* _Data excerpts_:
★ ★ ★ ★ ★
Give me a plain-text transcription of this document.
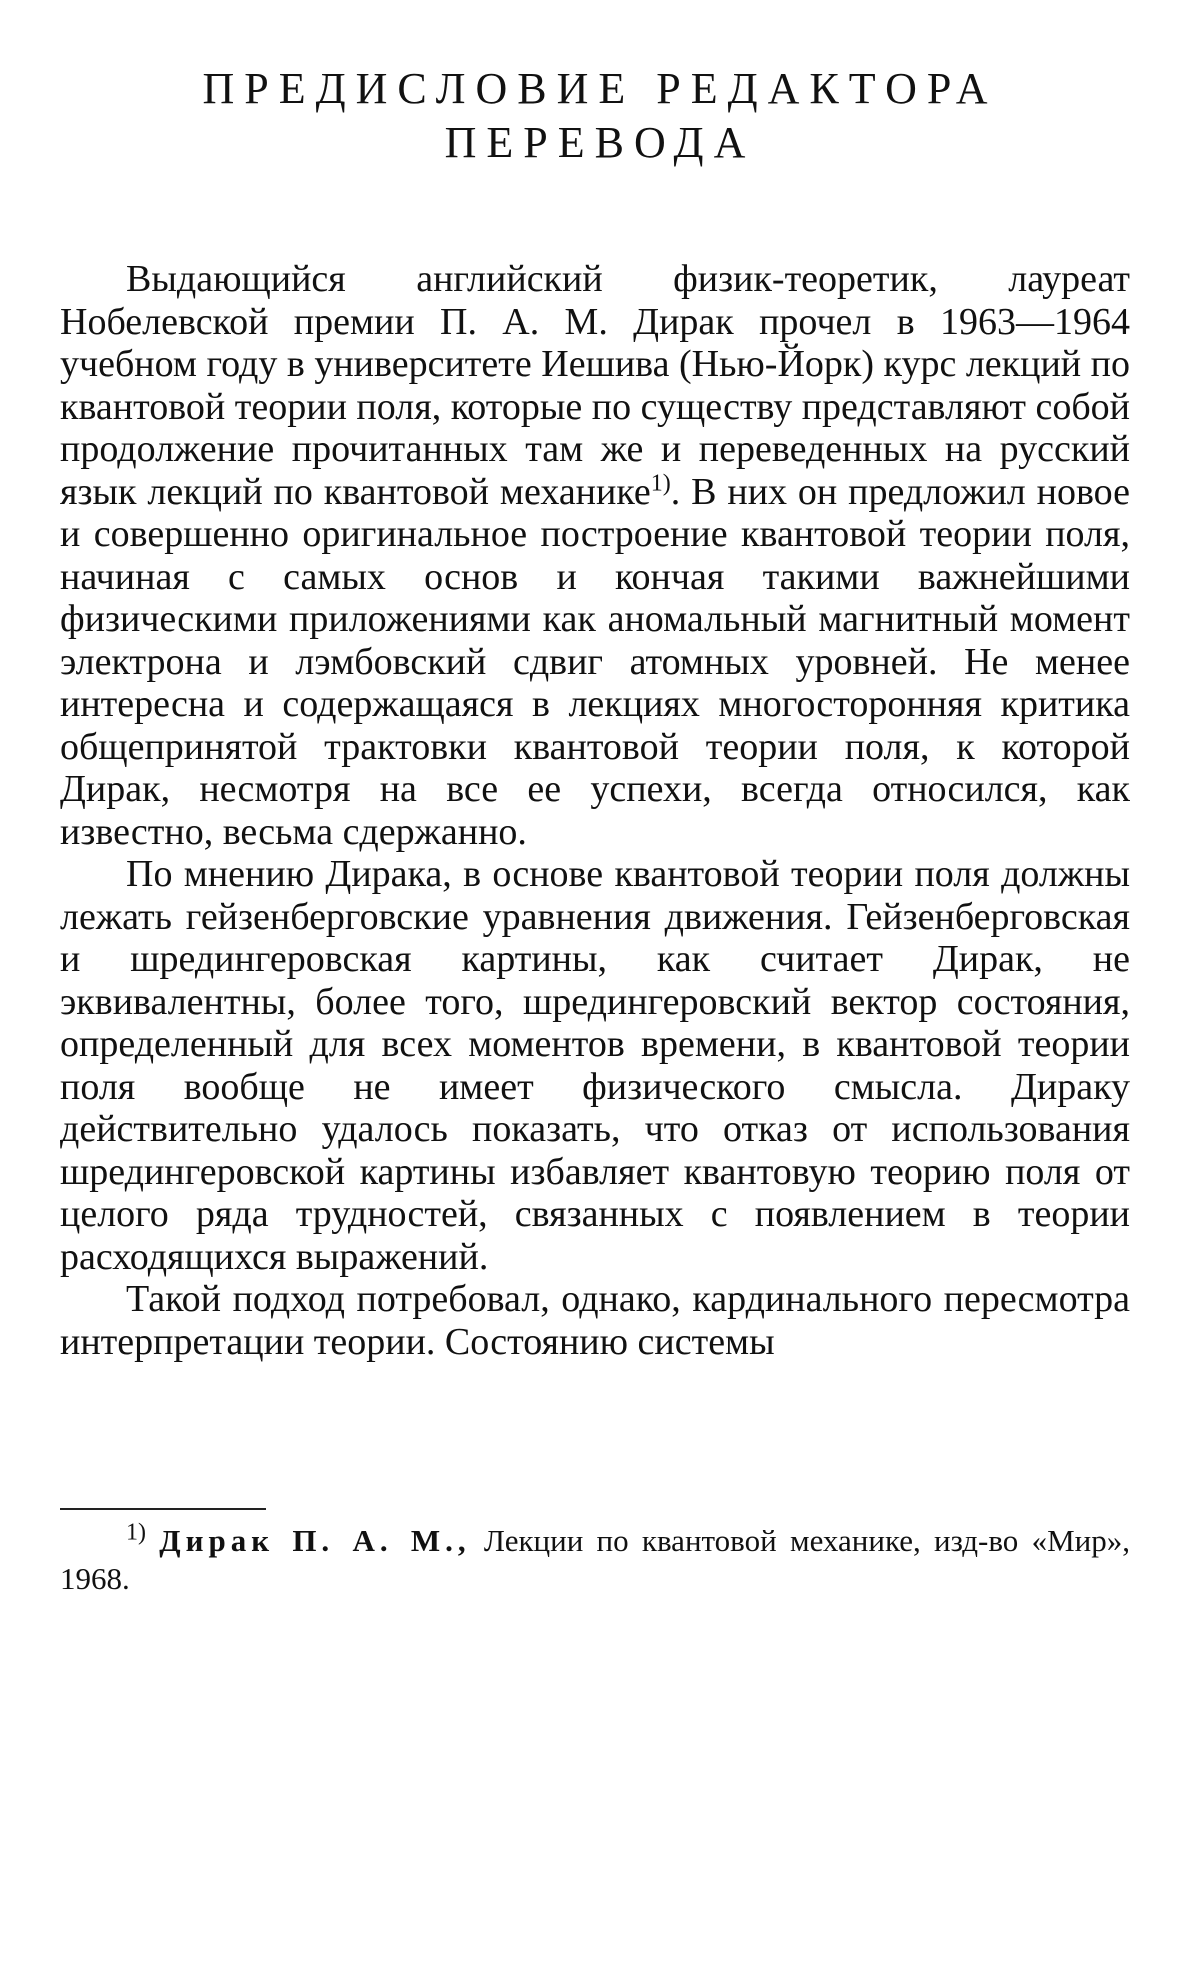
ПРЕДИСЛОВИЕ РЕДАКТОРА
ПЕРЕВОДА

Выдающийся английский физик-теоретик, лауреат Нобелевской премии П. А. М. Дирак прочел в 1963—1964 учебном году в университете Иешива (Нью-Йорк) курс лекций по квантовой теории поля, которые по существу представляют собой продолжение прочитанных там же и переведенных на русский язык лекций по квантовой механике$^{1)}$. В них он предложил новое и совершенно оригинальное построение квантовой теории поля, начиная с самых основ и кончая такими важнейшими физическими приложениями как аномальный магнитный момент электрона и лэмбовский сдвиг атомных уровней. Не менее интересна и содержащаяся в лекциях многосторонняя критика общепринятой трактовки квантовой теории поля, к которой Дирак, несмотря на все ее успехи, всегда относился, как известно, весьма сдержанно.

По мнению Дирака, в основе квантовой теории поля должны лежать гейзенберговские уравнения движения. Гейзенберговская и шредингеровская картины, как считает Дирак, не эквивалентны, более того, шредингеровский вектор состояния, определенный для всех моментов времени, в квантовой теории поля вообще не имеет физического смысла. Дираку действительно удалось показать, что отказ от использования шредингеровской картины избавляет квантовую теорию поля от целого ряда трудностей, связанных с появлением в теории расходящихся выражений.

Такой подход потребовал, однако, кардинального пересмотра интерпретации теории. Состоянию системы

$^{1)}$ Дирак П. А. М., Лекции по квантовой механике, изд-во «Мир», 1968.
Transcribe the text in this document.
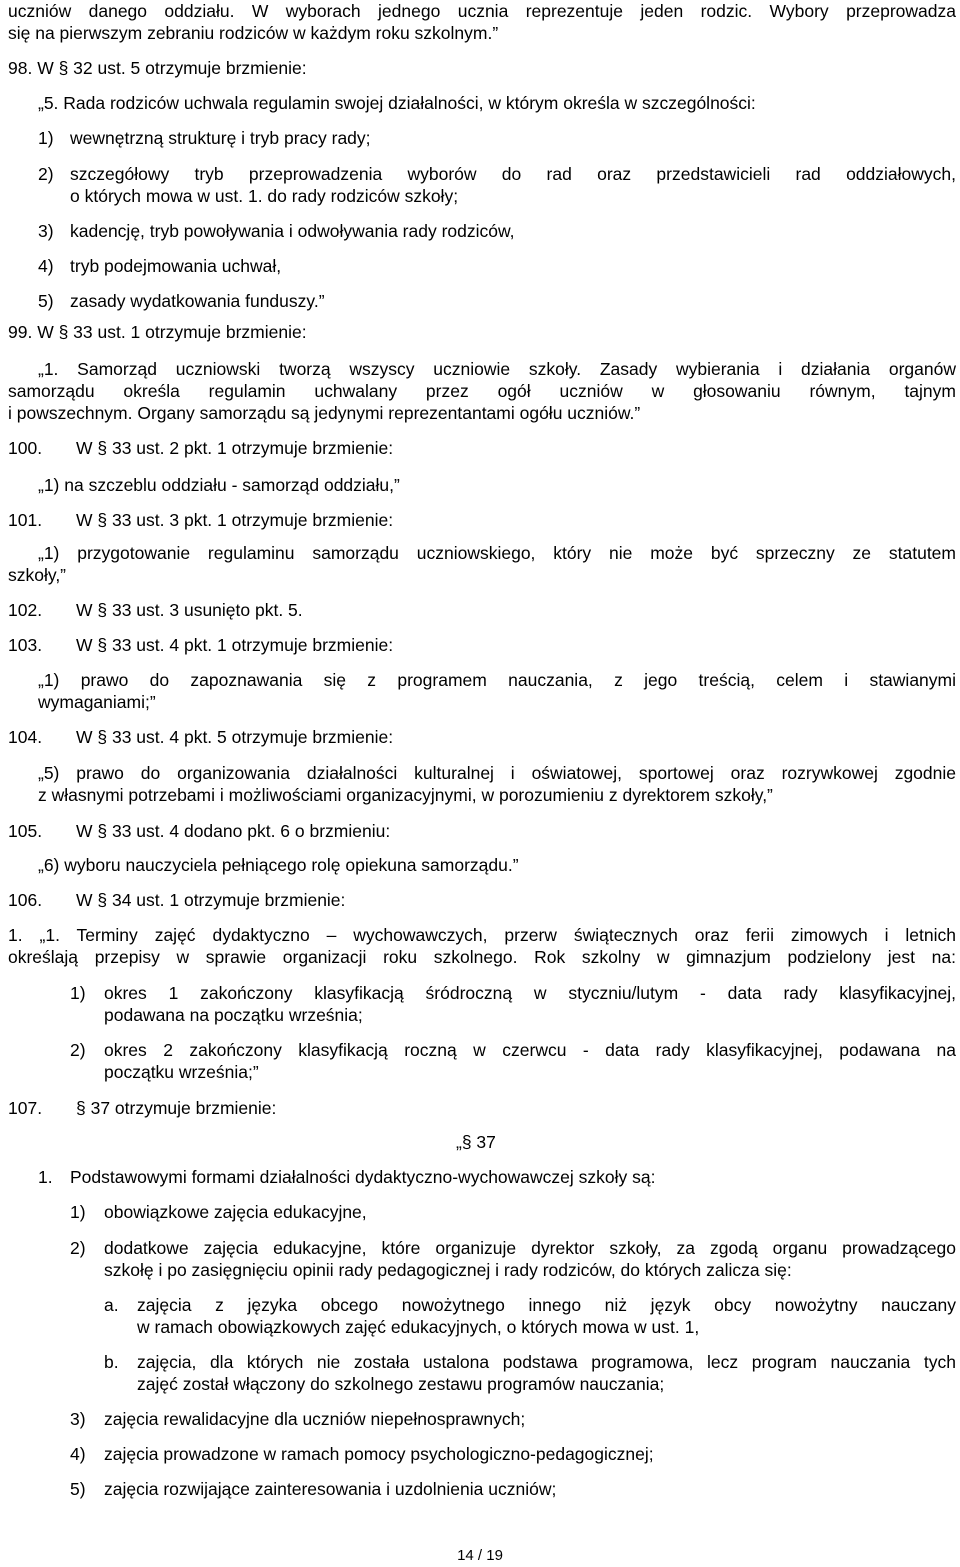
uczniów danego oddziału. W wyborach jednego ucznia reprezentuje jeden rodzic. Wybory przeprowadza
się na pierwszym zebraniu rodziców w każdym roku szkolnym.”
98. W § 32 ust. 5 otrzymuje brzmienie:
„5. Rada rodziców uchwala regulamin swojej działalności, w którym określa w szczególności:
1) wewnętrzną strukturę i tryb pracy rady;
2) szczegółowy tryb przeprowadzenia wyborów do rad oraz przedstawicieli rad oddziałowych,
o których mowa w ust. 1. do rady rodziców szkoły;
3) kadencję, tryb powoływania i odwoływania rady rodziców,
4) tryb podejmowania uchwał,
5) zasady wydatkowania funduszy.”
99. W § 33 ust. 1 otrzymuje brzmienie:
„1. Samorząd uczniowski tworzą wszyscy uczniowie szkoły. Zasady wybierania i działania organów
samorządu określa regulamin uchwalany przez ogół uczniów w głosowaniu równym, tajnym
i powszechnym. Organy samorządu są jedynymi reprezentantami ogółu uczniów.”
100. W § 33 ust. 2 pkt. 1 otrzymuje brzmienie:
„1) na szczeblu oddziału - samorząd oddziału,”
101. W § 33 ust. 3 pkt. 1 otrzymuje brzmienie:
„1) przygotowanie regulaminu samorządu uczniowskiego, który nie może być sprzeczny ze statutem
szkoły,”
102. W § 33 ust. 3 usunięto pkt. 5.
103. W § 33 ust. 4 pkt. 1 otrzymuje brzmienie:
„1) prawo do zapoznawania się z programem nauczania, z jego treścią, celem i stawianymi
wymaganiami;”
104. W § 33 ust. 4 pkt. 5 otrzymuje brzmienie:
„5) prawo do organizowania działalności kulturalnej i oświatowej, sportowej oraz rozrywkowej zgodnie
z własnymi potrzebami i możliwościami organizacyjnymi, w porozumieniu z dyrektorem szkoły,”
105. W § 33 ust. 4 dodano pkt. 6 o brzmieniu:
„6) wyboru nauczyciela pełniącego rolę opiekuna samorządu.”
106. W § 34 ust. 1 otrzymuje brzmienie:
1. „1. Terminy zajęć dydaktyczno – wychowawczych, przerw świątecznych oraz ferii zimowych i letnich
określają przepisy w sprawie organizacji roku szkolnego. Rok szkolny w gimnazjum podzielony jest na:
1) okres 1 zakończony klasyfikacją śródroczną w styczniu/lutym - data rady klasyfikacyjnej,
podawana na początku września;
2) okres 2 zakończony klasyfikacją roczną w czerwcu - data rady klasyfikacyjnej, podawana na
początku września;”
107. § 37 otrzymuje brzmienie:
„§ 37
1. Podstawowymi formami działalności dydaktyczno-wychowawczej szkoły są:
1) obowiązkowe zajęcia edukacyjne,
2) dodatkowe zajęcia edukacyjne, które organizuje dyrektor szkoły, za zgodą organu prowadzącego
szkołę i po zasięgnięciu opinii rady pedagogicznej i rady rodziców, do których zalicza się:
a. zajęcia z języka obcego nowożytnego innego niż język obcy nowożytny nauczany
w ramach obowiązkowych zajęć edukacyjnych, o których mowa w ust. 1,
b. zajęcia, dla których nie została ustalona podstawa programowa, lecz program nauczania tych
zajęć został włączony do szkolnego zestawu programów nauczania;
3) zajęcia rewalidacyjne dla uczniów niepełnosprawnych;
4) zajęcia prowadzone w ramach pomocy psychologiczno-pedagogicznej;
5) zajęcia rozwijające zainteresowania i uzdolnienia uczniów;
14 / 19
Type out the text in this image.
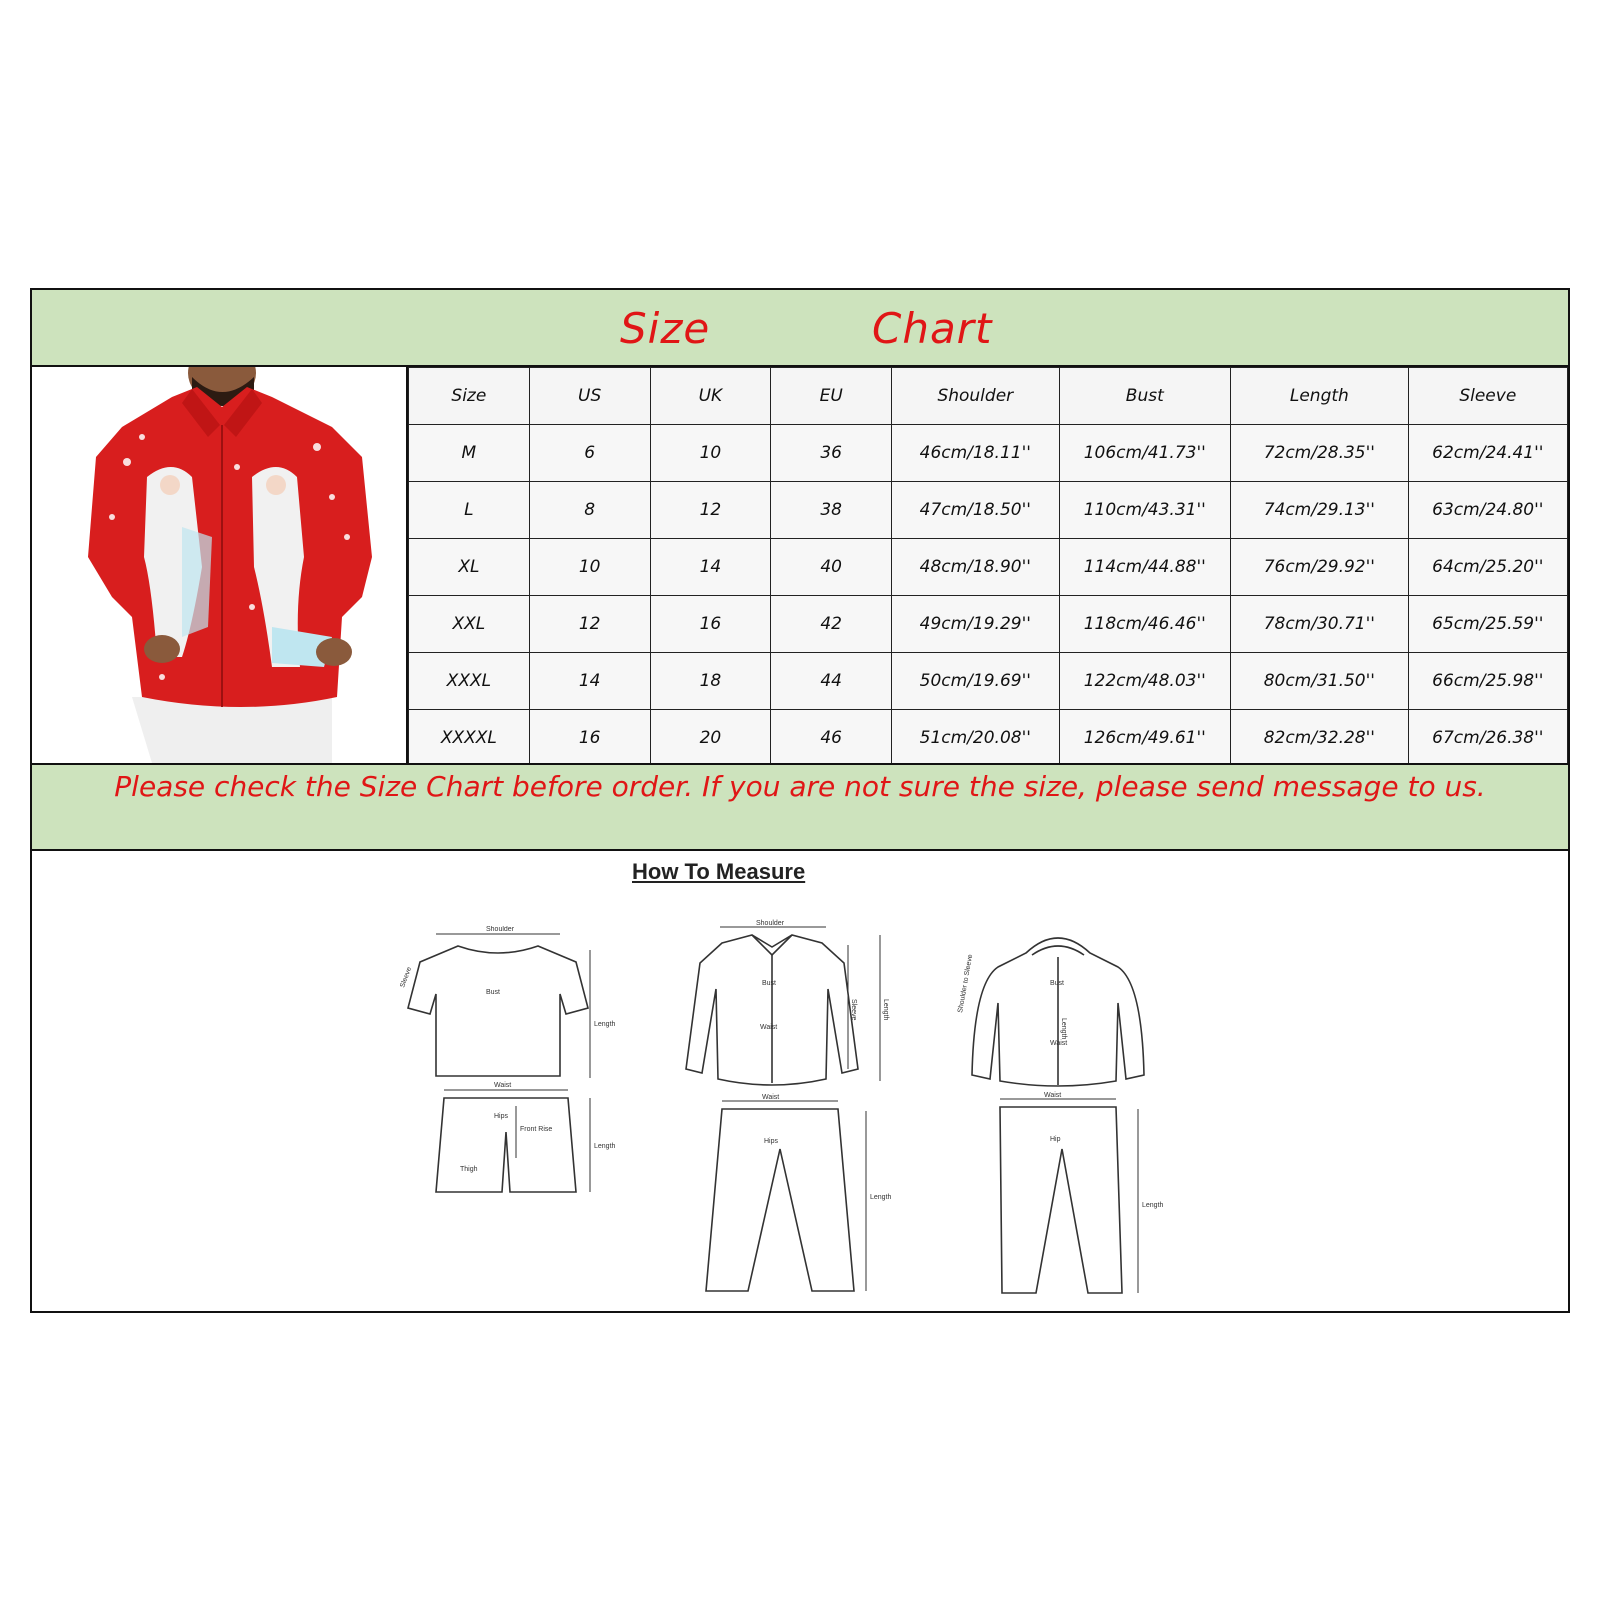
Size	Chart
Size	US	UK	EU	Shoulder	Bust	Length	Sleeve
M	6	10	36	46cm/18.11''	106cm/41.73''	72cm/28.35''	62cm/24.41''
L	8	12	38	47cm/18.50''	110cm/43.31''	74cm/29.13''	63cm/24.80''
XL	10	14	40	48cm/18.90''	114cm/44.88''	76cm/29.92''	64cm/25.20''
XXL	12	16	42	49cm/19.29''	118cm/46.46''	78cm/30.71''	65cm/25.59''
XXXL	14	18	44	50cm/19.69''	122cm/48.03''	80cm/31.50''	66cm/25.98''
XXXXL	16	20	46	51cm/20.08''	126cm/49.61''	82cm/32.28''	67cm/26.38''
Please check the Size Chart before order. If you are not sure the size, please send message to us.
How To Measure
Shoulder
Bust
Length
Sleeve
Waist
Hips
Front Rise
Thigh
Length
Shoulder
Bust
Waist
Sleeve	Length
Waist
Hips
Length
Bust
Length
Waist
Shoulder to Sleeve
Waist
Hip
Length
★ ★ ★ ★ ★
* _Given request_: Please set down each line of the data above exactly as written, without the pictures.

* _Result_:
Give me a plain-text transcription of this document.
ПРЕДИСЛОВИЕ РЕДАКТОРА
ПЕРЕВОДА

Выдающийся английский физик-теоретик, лауреат Нобелевской премии П. А. М. Дирак прочел в 1963—1964 учебном году в университете Иешива (Нью-Йорк) курс лекций по квантовой теории поля, которые по существу представляют собой продолжение прочитанных там же и переведенных на русский язык лекций по квантовой механике$^{1)}$. В них он предложил новое и совершенно оригинальное построение квантовой теории поля, начиная с самых основ и кончая такими важнейшими физическими приложениями как аномальный магнитный момент электрона и лэмбовский сдвиг атомных уровней. Не менее интересна и содержащаяся в лекциях многосторонняя критика общепринятой трактовки квантовой теории поля, к которой Дирак, несмотря на все ее успехи, всегда относился, как известно, весьма сдержанно.

По мнению Дирака, в основе квантовой теории поля должны лежать гейзенберговские уравнения движения. Гейзенберговская и шредингеровская картины, как считает Дирак, не эквивалентны, более того, шредингеровский вектор состояния, определенный для всех моментов времени, в квантовой теории поля вообще не имеет физического смысла. Дираку действительно удалось показать, что отказ от использования шредингеровской картины избавляет квантовую теорию поля от целого ряда трудностей, связанных с появлением в теории расходящихся выражений.

Такой подход потребовал, однако, кардинального пересмотра интерпретации теории. Состоянию системы

$^{1)}$ Дирак П. А. М., Лекции по квантовой механике, изд-во «Мир», 1968.
Transcribe the text in this document.
uczniów danego oddziału. W wyborach jednego ucznia reprezentuje jeden rodzic. Wybory przeprowadza
się na pierwszym zebraniu rodziców w każdym roku szkolnym.”
98. W § 32 ust. 5 otrzymuje brzmienie:
„5. Rada rodziców uchwala regulamin swojej działalności, w którym określa w szczególności:
1) wewnętrzną strukturę i tryb pracy rady;
2) szczegółowy tryb przeprowadzenia wyborów do rad oraz przedstawicieli rad oddziałowych,
o których mowa w ust. 1. do rady rodziców szkoły;
3) kadencję, tryb powoływania i odwoływania rady rodziców,
4) tryb podejmowania uchwał,
5) zasady wydatkowania funduszy.”
99. W § 33 ust. 1 otrzymuje brzmienie:
„1. Samorząd uczniowski tworzą wszyscy uczniowie szkoły. Zasady wybierania i działania organów
samorządu określa regulamin uchwalany przez ogół uczniów w głosowaniu równym, tajnym
i powszechnym. Organy samorządu są jedynymi reprezentantami ogółu uczniów.”
100. W § 33 ust. 2 pkt. 1 otrzymuje brzmienie:
„1) na szczeblu oddziału - samorząd oddziału,”
101. W § 33 ust. 3 pkt. 1 otrzymuje brzmienie:
„1) przygotowanie regulaminu samorządu uczniowskiego, który nie może być sprzeczny ze statutem
szkoły,”
102. W § 33 ust. 3 usunięto pkt. 5.
103. W § 33 ust. 4 pkt. 1 otrzymuje brzmienie:
„1) prawo do zapoznawania się z programem nauczania, z jego treścią, celem i stawianymi
wymaganiami;”
104. W § 33 ust. 4 pkt. 5 otrzymuje brzmienie:
„5) prawo do organizowania działalności kulturalnej i oświatowej, sportowej oraz rozrywkowej zgodnie
z własnymi potrzebami i możliwościami organizacyjnymi, w porozumieniu z dyrektorem szkoły,”
105. W § 33 ust. 4 dodano pkt. 6 o brzmieniu:
„6) wyboru nauczyciela pełniącego rolę opiekuna samorządu.”
106. W § 34 ust. 1 otrzymuje brzmienie:
1. „1. Terminy zajęć dydaktyczno – wychowawczych, przerw świątecznych oraz ferii zimowych i letnich
określają przepisy w sprawie organizacji roku szkolnego. Rok szkolny w gimnazjum podzielony jest na:
1) okres 1 zakończony klasyfikacją śródroczną w styczniu/lutym - data rady klasyfikacyjnej,
podawana na początku września;
2) okres 2 zakończony klasyfikacją roczną w czerwcu - data rady klasyfikacyjnej, podawana na
początku września;”
107. § 37 otrzymuje brzmienie:
„§ 37
1. Podstawowymi formami działalności dydaktyczno-wychowawczej szkoły są:
1) obowiązkowe zajęcia edukacyjne,
2) dodatkowe zajęcia edukacyjne, które organizuje dyrektor szkoły, za zgodą organu prowadzącego
szkołę i po zasięgnięciu opinii rady pedagogicznej i rady rodziców, do których zalicza się:
a. zajęcia z języka obcego nowożytnego innego niż język obcy nowożytny nauczany
w ramach obowiązkowych zajęć edukacyjnych, o których mowa w ust. 1,
b. zajęcia, dla których nie została ustalona podstawa programowa, lecz program nauczania tych
zajęć został włączony do szkolnego zestawu programów nauczania;
3) zajęcia rewalidacyjne dla uczniów niepełnosprawnych;
4) zajęcia prowadzone w ramach pomocy psychologiczno-pedagogicznej;
5) zajęcia rozwijające zainteresowania i uzdolnienia uczniów;
14 / 19
Type out the text in this image.
Size	Chart
Size	US	UK	EU	Shoulder	Bust	Length	Sleeve
M	6	10	36	46cm/18.11''	106cm/41.73''	72cm/28.35''	62cm/24.41''
L	8	12	38	47cm/18.50''	110cm/43.31''	74cm/29.13''	63cm/24.80''
XL	10	14	40	48cm/18.90''	114cm/44.88''	76cm/29.92''	64cm/25.20''
XXL	12	16	42	49cm/19.29''	118cm/46.46''	78cm/30.71''	65cm/25.59''
XXXL	14	18	44	50cm/19.69''	122cm/48.03''	80cm/31.50''	66cm/25.98''
XXXXL	16	20	46	51cm/20.08''	126cm/49.61''	82cm/32.28''	67cm/26.38''
Please check the Size Chart before order. If you are not sure the size, please send message to us.
How To Measure
Shoulder
Bust
Length
Sleeve
Waist
Hips
Front Rise
Thigh
Length
Shoulder
Bust
Waist
Sleeve	Length
Waist
Hips
Length
Bust
Length
Waist
Shoulder to Sleeve
Waist
Hip
Length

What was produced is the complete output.